*THE DATA*:
※

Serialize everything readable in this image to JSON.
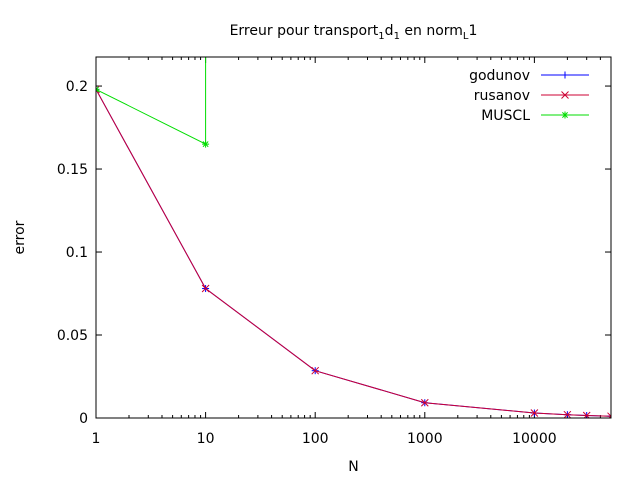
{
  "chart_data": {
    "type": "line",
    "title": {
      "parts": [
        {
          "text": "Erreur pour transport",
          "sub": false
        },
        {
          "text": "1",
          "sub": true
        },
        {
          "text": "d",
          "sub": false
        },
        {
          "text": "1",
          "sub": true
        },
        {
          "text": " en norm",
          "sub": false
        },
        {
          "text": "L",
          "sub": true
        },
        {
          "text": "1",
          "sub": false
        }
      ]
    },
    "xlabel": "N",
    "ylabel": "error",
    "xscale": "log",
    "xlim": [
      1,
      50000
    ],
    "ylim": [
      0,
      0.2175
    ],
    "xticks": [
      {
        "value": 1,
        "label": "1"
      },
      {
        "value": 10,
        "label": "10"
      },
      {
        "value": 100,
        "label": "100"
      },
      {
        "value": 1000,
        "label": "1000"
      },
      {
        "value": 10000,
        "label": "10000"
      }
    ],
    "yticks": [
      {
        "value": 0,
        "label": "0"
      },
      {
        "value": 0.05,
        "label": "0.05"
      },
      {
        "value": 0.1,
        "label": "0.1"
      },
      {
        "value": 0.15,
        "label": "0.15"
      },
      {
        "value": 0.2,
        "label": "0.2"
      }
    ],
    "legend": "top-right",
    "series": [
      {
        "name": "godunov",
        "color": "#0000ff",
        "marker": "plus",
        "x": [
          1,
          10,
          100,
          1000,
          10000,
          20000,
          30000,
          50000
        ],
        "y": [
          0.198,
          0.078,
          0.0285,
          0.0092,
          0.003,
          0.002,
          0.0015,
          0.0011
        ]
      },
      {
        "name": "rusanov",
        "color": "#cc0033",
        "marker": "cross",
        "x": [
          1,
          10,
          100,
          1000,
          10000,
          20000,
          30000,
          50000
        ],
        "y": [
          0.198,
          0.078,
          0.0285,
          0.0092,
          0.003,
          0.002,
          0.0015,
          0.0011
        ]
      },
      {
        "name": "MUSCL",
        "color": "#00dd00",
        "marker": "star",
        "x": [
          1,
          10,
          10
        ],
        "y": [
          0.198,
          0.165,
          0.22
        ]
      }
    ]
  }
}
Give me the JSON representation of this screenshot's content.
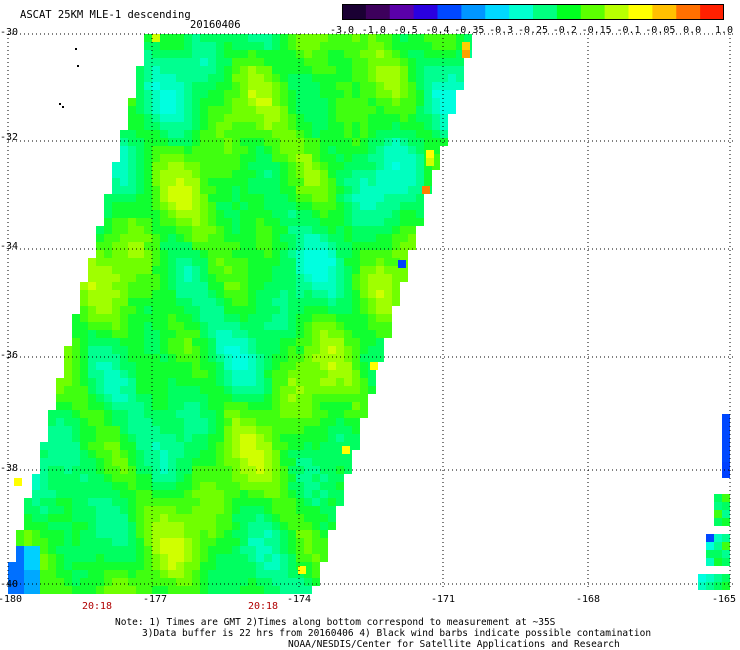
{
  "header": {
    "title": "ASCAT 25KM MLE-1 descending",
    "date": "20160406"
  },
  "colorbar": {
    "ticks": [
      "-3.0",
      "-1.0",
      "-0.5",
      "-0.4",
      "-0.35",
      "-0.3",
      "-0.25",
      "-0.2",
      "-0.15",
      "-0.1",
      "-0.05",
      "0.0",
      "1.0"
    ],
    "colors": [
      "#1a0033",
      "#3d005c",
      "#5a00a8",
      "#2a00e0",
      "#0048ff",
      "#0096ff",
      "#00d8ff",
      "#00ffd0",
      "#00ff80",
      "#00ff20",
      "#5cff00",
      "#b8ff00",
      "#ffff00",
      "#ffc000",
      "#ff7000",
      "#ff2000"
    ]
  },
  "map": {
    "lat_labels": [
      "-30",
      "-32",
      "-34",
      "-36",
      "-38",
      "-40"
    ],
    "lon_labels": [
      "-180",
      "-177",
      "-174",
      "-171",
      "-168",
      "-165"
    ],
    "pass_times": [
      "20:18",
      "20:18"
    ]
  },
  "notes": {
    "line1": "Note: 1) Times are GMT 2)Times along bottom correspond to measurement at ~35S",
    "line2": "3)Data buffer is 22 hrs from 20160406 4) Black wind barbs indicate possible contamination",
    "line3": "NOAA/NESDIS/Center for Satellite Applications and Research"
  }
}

※

Without including any pictures, print each record exactly.

*RESPONSE*:
Serialize everything readable in this image to JSON.
{
  "chart_data": {
    "type": "line",
    "title": {
      "parts": [
        {
          "text": "Erreur pour transport",
          "sub": false
        },
        {
          "text": "1",
          "sub": true
        },
        {
          "text": "d",
          "sub": false
        },
        {
          "text": "1",
          "sub": true
        },
        {
          "text": " en norm",
          "sub": false
        },
        {
          "text": "L",
          "sub": true
        },
        {
          "text": "1",
          "sub": false
        }
      ]
    },
    "xlabel": "N",
    "ylabel": "error",
    "xscale": "log",
    "xlim": [
      1,
      50000
    ],
    "ylim": [
      0,
      0.2175
    ],
    "xticks": [
      {
        "value": 1,
        "label": "1"
      },
      {
        "value": 10,
        "label": "10"
      },
      {
        "value": 100,
        "label": "100"
      },
      {
        "value": 1000,
        "label": "1000"
      },
      {
        "value": 10000,
        "label": "10000"
      }
    ],
    "yticks": [
      {
        "value": 0,
        "label": "0"
      },
      {
        "value": 0.05,
        "label": "0.05"
      },
      {
        "value": 0.1,
        "label": "0.1"
      },
      {
        "value": 0.15,
        "label": "0.15"
      },
      {
        "value": 0.2,
        "label": "0.2"
      }
    ],
    "legend": "top-right",
    "series": [
      {
        "name": "godunov",
        "color": "#0000ff",
        "marker": "plus",
        "x": [
          1,
          10,
          100,
          1000,
          10000,
          20000,
          30000,
          50000
        ],
        "y": [
          0.198,
          0.078,
          0.0285,
          0.0092,
          0.003,
          0.002,
          0.0015,
          0.0011
        ]
      },
      {
        "name": "rusanov",
        "color": "#cc0033",
        "marker": "cross",
        "x": [
          1,
          10,
          100,
          1000,
          10000,
          20000,
          30000,
          50000
        ],
        "y": [
          0.198,
          0.078,
          0.0285,
          0.0092,
          0.003,
          0.002,
          0.0015,
          0.0011
        ]
      },
      {
        "name": "MUSCL",
        "color": "#00dd00",
        "marker": "star",
        "x": [
          1,
          10,
          10
        ],
        "y": [
          0.198,
          0.165,
          0.22
        ]
      }
    ]
  }
}
Give me the JSON representation of this screenshot's content.
{
  "header": {
    "title": "ASCAT 25KM MLE-1 descending",
    "date": "20160406"
  },
  "colorbar": {
    "ticks": [
      "-3.0",
      "-1.0",
      "-0.5",
      "-0.4",
      "-0.35",
      "-0.3",
      "-0.25",
      "-0.2",
      "-0.15",
      "-0.1",
      "-0.05",
      "0.0",
      "1.0"
    ],
    "colors": [
      "#1a0033",
      "#3d005c",
      "#5a00a8",
      "#2a00e0",
      "#0048ff",
      "#0096ff",
      "#00d8ff",
      "#00ffd0",
      "#00ff80",
      "#00ff20",
      "#5cff00",
      "#b8ff00",
      "#ffff00",
      "#ffc000",
      "#ff7000",
      "#ff2000"
    ]
  },
  "map": {
    "lat_labels": [
      "-30",
      "-32",
      "-34",
      "-36",
      "-38",
      "-40"
    ],
    "lon_labels": [
      "-180",
      "-177",
      "-174",
      "-171",
      "-168",
      "-165"
    ],
    "pass_times": [
      "20:18",
      "20:18"
    ]
  },
  "notes": {
    "line1": "Note: 1) Times are GMT 2)Times along bottom correspond to measurement at ~35S",
    "line2": "3)Data buffer is 22 hrs from 20160406 4) Black wind barbs indicate possible contamination",
    "line3": "NOAA/NESDIS/Center for Satellite Applications and Research"
  }
}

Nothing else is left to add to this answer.